Here they located a yellow loam with the right amount of sand on 10 acres of land and near
two railroads, the Southern Pacific and Pacific Coast Railroad. The clay was suitable for
making good common brick. They employed 20 to 25 men. This company was the only brick
manufacturer in San Luis Obispo County during the time it was in operation. Up until 1915,
when the plant shut down, it had produced over 10,000,000 bricks. A. F. Fitzgerald was the
president of this first operation.
During the 1907 to 1915 period, mining was done with two-horse scrapers which delivered to
cars operated by a steam winch. From the cars, the clay passed to a 9-inch American clay worker,
from which it passed to a Bonnet elevator, where it was screened, the fines going to the home-made
pug mill, then to the American machine presser and cutter of 60,000 daily capacity, and the
coarse returning to the clay worker. Field kilns were used to fire the bricks. Power was
furnished by a steam engine with an auxillary gasoline engine of 20 h.p. In 1914, they
installed a system similar to the Penfield, where 500 unfired brick could be handled by chain
hoisting and traveling crane.

MATERIAL PROVIDED >>

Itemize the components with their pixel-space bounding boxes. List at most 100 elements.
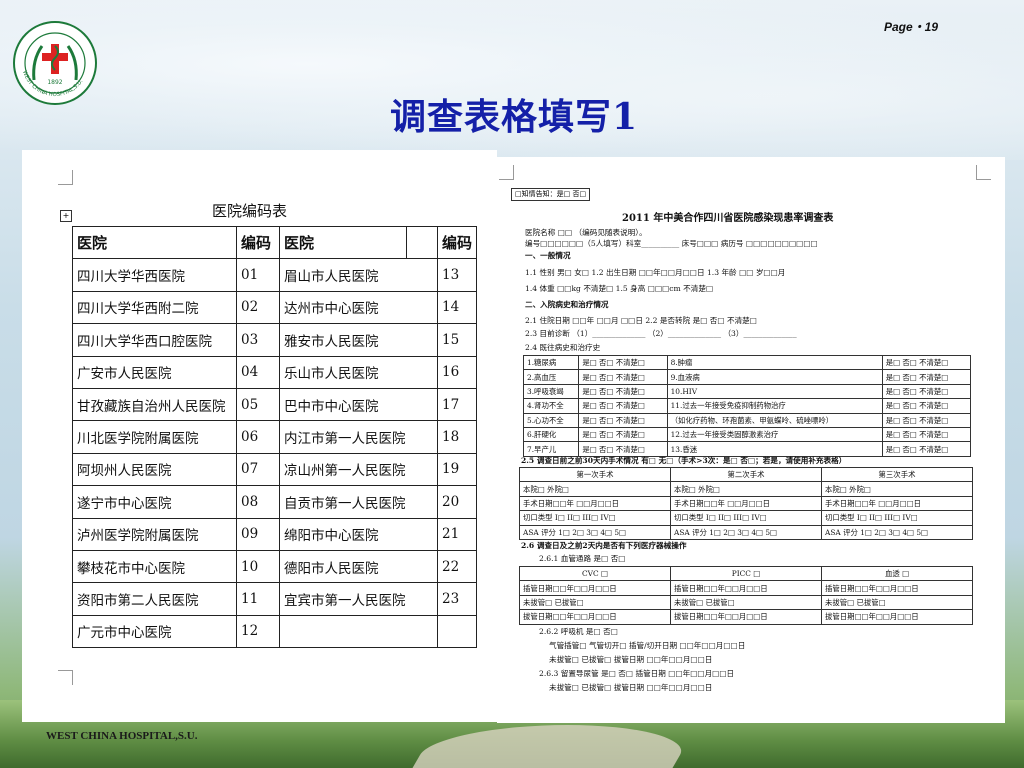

ACTIONS TO TAKE >>
(a) Decide whether each statement agrees with the brickmaking passage. Answer yes or no for each, and quote the words of the passage that settle it: (i) The company employed between 20 and 25 men. (ii) The bricks were fired in field kilns. (iii) The plant shut down in 1914.
(b) Translate this sentence from the brickmaking passage into Spanish: "The clay was suitable for making good common brick."
(c) Reproduce the portion of the brickmaking passage between "During the 1907" and "and traveling crane.", inclusive.

RESPONSES TO THE TASKS >>
(a)
(i) Yes: "They employed 20 to 25 men."
(ii) Yes: "Field kilns were used to fire the bricks."
(iii) No: "Up until 1915, when the plant shut down"

(b) La arcilla era adecuada para fabricar buen ladrillo común.

(c)
During the 1907 to 1915 period, mining was done with two-horse scrapers which delivered to
cars operated by a steam winch. From the cars, the clay passed to a 9-inch American clay worker,
from which it passed to a Bonnet elevator, where it was screened, the fines going to the home-made
pug mill, then to the American machine presser and cutter of 60,000 daily capacity, and the
coarse returning to the clay worker. Field kilns were used to fire the bricks. Power was
furnished by a steam engine with an auxillary gasoline engine of 20 h.p. In 1914, they
installed a system similar to the Penfield, where 500 unfired brick could be handled by chain
hoisting and traveling crane.